Problem to solve
Whenever the word "cells" shows up in a line of the data, copy that line.

##### Provided entries #####

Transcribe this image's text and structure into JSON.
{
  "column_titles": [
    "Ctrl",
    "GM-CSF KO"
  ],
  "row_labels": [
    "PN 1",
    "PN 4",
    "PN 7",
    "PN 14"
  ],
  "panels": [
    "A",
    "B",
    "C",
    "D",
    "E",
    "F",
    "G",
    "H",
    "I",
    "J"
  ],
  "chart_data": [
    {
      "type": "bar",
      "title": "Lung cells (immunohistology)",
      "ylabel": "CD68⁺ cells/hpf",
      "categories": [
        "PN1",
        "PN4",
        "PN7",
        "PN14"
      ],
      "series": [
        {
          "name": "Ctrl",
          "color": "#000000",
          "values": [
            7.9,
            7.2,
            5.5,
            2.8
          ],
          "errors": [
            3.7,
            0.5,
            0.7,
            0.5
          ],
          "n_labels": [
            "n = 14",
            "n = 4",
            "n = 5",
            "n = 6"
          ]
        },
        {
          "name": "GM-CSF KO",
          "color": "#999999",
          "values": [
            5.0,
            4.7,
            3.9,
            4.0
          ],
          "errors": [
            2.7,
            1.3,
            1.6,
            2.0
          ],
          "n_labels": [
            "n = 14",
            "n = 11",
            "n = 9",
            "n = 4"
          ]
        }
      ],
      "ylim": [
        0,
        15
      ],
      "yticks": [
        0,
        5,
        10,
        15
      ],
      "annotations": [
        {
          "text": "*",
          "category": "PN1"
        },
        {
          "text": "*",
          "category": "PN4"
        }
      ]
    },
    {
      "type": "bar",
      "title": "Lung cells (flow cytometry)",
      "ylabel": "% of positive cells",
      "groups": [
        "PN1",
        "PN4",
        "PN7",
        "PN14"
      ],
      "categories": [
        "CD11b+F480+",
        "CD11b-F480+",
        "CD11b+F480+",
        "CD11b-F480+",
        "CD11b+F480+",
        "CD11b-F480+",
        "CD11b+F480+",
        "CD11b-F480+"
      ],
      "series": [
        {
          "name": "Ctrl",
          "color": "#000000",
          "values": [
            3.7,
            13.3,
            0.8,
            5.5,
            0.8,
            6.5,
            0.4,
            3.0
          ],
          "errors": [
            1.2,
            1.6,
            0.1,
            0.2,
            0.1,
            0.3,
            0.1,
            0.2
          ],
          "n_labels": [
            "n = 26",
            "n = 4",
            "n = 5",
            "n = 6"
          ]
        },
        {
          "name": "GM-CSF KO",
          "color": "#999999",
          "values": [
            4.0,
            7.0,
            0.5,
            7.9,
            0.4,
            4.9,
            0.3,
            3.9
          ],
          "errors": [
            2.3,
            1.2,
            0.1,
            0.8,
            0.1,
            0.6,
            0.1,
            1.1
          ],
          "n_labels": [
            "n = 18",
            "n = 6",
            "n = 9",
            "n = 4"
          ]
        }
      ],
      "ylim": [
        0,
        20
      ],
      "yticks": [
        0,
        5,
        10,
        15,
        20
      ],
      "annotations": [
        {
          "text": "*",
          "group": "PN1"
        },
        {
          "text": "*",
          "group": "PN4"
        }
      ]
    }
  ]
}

#####

Solution to this problem
      "title": "Lung cells (immunohistology)",
      "ylabel": "CD68⁺ cells/hpf",
      "title": "Lung cells (flow cytometry)",
      "ylabel": "% of positive cells",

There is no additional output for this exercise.